What you need to do – Restate the entries word for word, omitting nothing.
--- Start of Input ---
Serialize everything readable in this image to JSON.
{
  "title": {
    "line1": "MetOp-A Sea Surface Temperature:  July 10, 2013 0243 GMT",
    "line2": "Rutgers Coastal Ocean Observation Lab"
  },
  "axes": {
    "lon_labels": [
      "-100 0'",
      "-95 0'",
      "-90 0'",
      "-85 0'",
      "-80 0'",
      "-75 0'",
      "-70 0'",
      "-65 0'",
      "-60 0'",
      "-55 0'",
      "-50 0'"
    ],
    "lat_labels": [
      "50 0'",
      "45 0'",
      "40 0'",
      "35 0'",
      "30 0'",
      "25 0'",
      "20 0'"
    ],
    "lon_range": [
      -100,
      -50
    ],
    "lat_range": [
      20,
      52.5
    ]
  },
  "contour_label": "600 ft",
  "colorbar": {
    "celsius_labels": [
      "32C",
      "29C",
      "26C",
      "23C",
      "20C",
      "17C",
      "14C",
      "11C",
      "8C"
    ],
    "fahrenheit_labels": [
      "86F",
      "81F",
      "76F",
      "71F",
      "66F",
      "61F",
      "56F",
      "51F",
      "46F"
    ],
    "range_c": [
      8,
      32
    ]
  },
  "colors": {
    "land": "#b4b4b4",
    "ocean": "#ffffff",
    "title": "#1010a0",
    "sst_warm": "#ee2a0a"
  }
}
--- End of Input ---
Exercise response –
Serialize everything readable in this image to JSON.
{
  "title": {
    "line1": "MetOp-A Sea Surface Temperature:  July 10, 2013 0243 GMT",
    "line2": "Rutgers Coastal Ocean Observation Lab"
  },
  "axes": {
    "lon_labels": [
      "-100 0'",
      "-95 0'",
      "-90 0'",
      "-85 0'",
      "-80 0'",
      "-75 0'",
      "-70 0'",
      "-65 0'",
      "-60 0'",
      "-55 0'",
      "-50 0'"
    ],
    "lat_labels": [
      "50 0'",
      "45 0'",
      "40 0'",
      "35 0'",
      "30 0'",
      "25 0'",
      "20 0'"
    ],
    "lon_range": [
      -100,
      -50
    ],
    "lat_range": [
      20,
      52.5
    ]
  },
  "contour_label": "600 ft",
  "colorbar": {
    "celsius_labels": [
      "32C",
      "29C",
      "26C",
      "23C",
      "20C",
      "17C",
      "14C",
      "11C",
      "8C"
    ],
    "fahrenheit_labels": [
      "86F",
      "81F",
      "76F",
      "71F",
      "66F",
      "61F",
      "56F",
      "51F",
      "46F"
    ],
    "range_c": [
      8,
      32
    ]
  },
  "colors": {
    "land": "#b4b4b4",
    "ocean": "#ffffff",
    "title": "#1010a0",
    "sst_warm": "#ee2a0a"
  }
}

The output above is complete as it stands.